→ Challenge
Give a verbatim repeat of the lines that run from the line containing "Output the text content of this document." to the end of the data below.

(Collected data entries)
═══
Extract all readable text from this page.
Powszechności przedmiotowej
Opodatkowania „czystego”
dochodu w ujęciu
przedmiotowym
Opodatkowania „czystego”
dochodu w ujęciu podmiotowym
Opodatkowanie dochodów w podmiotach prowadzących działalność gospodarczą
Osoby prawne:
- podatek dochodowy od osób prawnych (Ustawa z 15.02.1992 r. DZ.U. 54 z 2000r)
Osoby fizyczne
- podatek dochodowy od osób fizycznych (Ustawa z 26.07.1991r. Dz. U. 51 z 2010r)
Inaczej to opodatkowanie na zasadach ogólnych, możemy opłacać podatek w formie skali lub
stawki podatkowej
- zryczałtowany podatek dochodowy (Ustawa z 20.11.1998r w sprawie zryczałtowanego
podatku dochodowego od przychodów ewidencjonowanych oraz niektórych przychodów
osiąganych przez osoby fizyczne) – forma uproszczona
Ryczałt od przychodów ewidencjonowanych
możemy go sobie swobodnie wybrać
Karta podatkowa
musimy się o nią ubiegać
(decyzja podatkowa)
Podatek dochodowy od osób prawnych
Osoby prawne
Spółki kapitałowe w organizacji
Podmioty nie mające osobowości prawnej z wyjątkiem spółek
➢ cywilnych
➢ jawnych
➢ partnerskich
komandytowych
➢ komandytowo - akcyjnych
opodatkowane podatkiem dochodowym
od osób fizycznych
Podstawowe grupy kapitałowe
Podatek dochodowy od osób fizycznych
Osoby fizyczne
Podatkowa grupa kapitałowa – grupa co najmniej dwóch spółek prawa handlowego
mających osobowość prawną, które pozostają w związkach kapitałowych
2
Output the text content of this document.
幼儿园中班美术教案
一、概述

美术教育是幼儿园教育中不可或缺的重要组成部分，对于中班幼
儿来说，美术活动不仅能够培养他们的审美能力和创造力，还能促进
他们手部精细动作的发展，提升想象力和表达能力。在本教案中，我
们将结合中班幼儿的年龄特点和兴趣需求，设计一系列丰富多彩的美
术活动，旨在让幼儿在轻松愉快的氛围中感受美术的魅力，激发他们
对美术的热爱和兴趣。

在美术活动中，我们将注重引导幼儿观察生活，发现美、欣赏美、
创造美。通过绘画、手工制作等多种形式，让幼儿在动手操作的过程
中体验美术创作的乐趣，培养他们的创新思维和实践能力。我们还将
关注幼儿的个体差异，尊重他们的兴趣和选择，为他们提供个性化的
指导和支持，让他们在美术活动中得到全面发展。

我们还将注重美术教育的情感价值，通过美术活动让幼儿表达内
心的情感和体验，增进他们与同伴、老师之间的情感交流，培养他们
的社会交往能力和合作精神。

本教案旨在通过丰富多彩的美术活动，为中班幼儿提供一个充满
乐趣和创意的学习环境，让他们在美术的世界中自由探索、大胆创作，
═══
→ Finished task
Output the text content of this document.
幼儿园中班美术教案
一、概述

美术教育是幼儿园教育中不可或缺的重要组成部分，对于中班幼
儿来说，美术活动不仅能够培养他们的审美能力和创造力，还能促进
他们手部精细动作的发展，提升想象力和表达能力。在本教案中，我
们将结合中班幼儿的年龄特点和兴趣需求，设计一系列丰富多彩的美
术活动，旨在让幼儿在轻松愉快的氛围中感受美术的魅力，激发他们
对美术的热爱和兴趣。

在美术活动中，我们将注重引导幼儿观察生活，发现美、欣赏美、
创造美。通过绘画、手工制作等多种形式，让幼儿在动手操作的过程
中体验美术创作的乐趣，培养他们的创新思维和实践能力。我们还将
关注幼儿的个体差异，尊重他们的兴趣和选择，为他们提供个性化的
指导和支持，让他们在美术活动中得到全面发展。

我们还将注重美术教育的情感价值，通过美术活动让幼儿表达内
心的情感和体验，增进他们与同伴、老师之间的情感交流，培养他们
的社会交往能力和合作精神。

本教案旨在通过丰富多彩的美术活动，为中班幼儿提供一个充满
乐趣和创意的学习环境，让他们在美术的世界中自由探索、大胆创作，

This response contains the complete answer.